**What is required:**
Comb the records below for the string "Share" and copy each line where it turns up.

═══ Data shown ═══

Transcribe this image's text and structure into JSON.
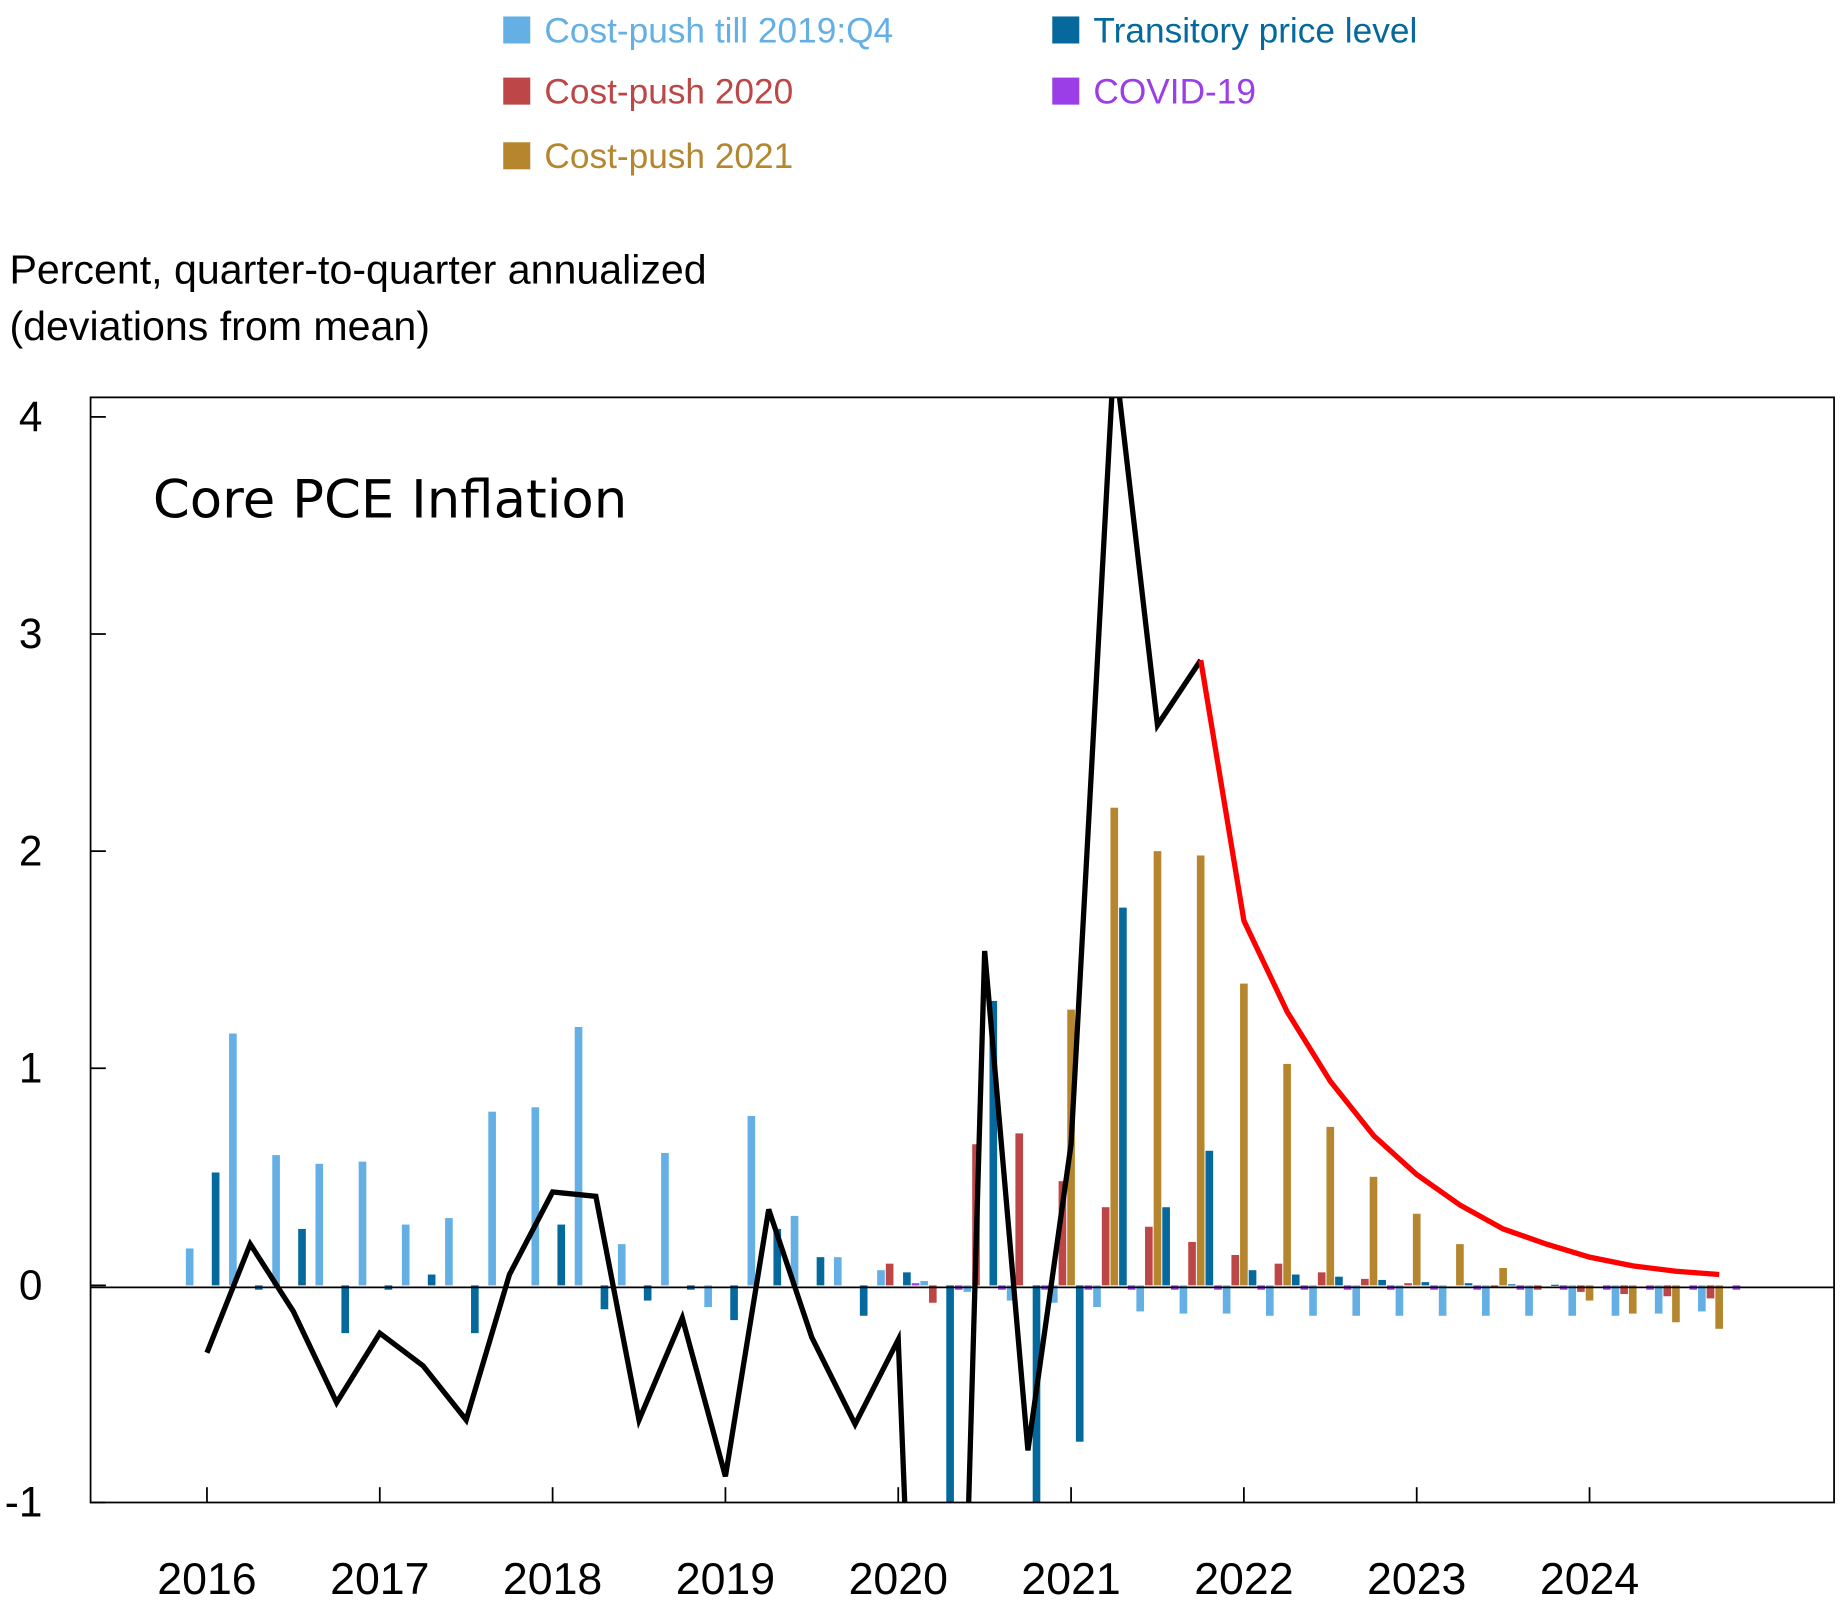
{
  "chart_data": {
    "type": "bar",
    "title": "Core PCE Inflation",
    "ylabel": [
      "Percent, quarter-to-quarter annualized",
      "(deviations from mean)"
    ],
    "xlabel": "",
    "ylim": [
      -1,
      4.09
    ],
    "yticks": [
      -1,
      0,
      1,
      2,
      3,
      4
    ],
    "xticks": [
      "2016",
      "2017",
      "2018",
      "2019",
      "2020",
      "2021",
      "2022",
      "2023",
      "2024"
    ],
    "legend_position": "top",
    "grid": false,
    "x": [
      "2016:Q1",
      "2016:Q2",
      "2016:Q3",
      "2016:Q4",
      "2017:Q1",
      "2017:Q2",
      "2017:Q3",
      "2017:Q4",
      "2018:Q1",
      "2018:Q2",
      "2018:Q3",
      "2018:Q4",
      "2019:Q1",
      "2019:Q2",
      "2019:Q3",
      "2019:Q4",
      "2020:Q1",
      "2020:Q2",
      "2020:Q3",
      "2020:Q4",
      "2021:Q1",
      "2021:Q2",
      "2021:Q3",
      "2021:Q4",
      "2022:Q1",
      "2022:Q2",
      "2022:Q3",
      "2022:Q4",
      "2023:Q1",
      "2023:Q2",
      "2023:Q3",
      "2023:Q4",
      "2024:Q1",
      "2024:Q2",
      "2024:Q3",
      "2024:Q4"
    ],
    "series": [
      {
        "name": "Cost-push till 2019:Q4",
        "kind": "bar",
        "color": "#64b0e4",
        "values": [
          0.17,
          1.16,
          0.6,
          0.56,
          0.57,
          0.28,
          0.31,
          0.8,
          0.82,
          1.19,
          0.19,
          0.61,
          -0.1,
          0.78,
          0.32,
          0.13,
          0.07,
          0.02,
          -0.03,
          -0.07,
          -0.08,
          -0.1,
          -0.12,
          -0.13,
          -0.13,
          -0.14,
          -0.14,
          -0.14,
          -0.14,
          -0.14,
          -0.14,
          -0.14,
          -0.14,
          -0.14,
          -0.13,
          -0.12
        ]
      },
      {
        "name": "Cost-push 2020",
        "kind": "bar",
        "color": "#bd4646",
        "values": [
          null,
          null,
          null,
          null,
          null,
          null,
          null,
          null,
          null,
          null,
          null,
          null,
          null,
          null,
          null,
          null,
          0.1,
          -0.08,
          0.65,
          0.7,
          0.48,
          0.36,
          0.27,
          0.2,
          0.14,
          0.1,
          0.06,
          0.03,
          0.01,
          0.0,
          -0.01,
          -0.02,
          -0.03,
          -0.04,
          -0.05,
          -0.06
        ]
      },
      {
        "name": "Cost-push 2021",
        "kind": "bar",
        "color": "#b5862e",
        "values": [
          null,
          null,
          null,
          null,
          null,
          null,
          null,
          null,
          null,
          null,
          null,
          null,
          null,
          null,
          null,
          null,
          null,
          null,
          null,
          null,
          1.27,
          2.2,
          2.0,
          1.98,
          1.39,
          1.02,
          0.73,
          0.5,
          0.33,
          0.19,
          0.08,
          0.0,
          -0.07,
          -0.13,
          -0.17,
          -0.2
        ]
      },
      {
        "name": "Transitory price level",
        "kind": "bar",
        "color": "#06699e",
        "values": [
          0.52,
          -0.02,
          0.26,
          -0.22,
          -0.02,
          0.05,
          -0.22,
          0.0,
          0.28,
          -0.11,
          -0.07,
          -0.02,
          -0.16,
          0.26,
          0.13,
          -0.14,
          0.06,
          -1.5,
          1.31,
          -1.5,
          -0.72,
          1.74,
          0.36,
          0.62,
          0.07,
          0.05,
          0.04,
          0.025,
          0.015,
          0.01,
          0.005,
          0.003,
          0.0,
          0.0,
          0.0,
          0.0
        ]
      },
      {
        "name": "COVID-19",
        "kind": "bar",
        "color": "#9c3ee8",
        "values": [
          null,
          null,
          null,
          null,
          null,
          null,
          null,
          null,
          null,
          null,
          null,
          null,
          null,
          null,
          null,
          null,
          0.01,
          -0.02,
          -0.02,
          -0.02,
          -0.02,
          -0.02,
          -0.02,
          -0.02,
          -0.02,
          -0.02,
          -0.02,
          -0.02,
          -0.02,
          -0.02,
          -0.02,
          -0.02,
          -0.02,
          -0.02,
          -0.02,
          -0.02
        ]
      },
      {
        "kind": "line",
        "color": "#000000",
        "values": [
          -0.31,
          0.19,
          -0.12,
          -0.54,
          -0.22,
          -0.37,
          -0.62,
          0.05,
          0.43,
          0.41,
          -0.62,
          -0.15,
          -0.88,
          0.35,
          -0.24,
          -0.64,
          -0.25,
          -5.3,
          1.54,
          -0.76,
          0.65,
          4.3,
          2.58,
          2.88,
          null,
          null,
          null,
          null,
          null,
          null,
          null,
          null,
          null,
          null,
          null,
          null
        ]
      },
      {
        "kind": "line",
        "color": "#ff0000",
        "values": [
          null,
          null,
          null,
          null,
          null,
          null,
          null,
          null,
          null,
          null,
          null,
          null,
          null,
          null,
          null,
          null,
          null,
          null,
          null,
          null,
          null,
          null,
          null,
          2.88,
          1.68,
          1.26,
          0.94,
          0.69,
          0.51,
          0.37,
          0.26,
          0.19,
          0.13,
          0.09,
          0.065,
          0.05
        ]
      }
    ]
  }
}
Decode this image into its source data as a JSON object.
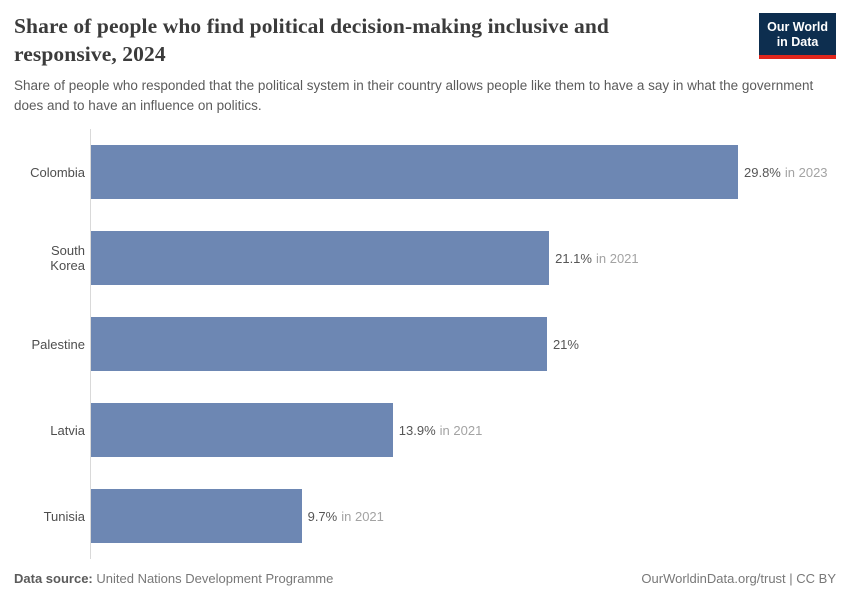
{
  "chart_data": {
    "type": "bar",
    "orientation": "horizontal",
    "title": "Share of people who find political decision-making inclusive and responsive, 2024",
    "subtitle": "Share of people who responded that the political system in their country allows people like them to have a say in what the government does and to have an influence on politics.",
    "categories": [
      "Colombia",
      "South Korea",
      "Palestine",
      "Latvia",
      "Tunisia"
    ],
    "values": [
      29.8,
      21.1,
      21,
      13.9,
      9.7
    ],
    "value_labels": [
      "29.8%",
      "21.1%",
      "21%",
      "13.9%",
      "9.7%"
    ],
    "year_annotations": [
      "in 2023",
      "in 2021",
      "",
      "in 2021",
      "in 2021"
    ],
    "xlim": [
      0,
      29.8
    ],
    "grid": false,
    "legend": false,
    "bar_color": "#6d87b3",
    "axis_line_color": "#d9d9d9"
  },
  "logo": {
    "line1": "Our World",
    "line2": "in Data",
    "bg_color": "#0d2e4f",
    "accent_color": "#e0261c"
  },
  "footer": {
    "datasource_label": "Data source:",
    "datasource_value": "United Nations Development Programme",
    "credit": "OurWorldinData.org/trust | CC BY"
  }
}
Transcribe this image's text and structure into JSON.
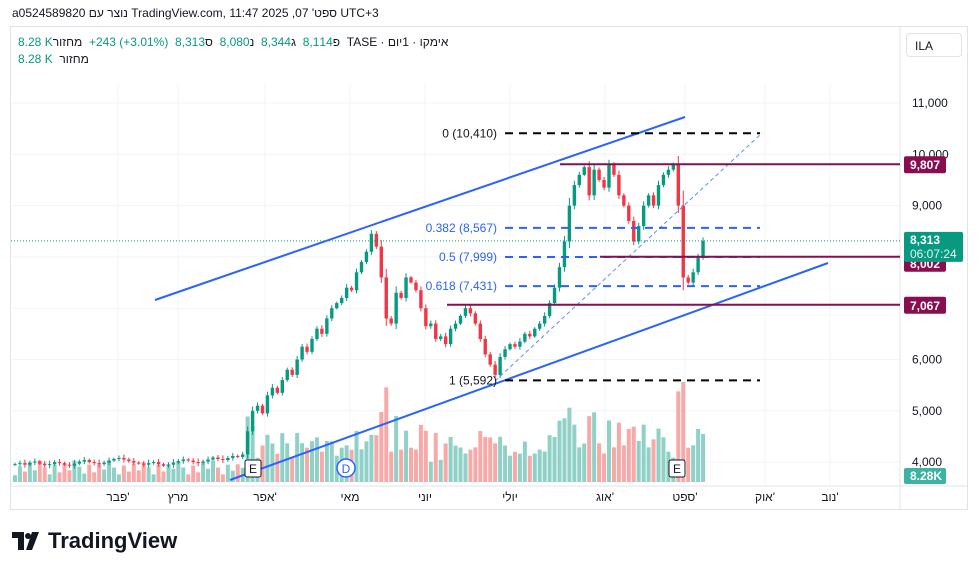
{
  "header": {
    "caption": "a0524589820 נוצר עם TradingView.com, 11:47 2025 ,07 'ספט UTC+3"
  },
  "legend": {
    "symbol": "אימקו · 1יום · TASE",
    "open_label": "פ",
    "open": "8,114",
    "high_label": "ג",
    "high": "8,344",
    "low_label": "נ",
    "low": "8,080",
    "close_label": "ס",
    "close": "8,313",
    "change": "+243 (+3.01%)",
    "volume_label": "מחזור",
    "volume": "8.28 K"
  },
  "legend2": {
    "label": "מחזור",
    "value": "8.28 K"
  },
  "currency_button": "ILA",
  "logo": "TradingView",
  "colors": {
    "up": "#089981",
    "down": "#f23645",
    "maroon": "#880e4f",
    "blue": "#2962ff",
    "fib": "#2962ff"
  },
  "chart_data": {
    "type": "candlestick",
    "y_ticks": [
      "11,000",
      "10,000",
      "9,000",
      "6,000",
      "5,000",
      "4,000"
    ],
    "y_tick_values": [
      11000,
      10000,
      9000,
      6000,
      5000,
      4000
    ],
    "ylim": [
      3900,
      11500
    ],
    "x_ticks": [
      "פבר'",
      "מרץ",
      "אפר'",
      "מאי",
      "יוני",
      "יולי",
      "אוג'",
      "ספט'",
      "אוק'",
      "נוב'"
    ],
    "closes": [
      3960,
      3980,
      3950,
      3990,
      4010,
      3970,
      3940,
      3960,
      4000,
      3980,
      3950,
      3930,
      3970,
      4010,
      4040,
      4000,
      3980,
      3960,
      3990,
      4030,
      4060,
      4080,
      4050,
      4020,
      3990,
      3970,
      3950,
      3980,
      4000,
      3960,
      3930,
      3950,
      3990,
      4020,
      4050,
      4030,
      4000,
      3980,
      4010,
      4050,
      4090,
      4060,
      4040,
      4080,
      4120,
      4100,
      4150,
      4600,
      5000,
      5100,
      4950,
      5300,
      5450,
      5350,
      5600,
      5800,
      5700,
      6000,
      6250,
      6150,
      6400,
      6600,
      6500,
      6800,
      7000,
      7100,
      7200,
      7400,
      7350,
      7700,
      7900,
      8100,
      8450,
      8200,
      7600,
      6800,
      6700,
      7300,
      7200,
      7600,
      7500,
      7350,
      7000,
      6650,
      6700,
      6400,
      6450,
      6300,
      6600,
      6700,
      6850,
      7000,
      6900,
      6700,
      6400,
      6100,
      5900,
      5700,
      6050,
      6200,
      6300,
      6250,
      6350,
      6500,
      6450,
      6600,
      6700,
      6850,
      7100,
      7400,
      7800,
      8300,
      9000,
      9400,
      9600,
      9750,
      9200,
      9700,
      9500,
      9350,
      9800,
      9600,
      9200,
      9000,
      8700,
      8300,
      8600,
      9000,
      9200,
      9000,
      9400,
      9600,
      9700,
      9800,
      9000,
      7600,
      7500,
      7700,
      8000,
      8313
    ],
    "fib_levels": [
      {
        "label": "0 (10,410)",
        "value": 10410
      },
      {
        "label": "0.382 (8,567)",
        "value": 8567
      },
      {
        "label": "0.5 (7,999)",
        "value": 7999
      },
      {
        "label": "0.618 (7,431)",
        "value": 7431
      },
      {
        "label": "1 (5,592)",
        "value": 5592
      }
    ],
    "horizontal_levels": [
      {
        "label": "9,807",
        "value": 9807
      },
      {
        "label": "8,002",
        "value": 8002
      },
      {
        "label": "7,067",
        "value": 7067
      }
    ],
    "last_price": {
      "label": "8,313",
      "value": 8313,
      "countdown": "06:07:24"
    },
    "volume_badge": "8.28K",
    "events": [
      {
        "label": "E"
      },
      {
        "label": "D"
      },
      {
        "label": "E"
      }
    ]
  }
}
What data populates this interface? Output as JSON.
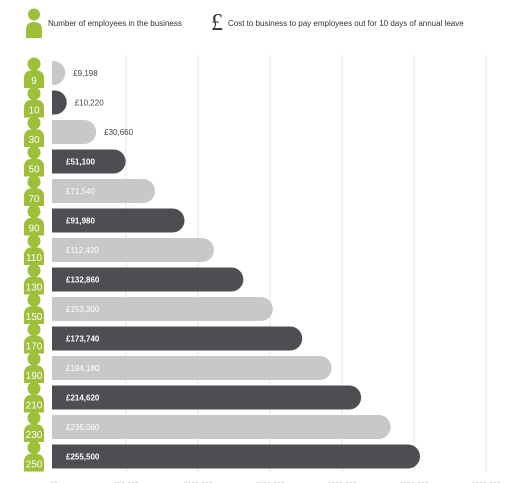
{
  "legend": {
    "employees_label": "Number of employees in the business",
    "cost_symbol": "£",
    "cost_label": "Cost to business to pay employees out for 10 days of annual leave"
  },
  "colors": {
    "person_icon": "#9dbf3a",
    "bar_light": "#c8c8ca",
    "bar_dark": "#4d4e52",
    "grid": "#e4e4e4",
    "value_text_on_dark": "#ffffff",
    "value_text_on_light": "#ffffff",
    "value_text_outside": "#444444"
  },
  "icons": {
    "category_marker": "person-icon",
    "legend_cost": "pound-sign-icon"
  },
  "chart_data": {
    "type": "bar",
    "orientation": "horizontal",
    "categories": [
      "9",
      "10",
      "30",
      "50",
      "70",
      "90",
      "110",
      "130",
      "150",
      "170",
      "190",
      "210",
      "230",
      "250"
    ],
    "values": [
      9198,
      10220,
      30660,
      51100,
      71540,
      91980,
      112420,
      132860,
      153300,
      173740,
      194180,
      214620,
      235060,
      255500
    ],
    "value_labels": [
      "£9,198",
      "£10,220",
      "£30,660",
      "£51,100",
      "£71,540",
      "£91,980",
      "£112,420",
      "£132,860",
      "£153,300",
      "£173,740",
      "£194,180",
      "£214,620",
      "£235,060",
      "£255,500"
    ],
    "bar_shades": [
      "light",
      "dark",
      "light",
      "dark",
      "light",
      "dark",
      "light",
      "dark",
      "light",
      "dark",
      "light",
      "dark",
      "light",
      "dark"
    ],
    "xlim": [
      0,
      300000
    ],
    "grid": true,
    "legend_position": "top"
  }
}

═══

**Full output:**
    "title": "Share of people who find political decision-making inclusive and responsive, 2024",
    "subtitle": "Share of people who responded that the political system in their country allows people like them to have a say in what the government does and to have an influence on politics.",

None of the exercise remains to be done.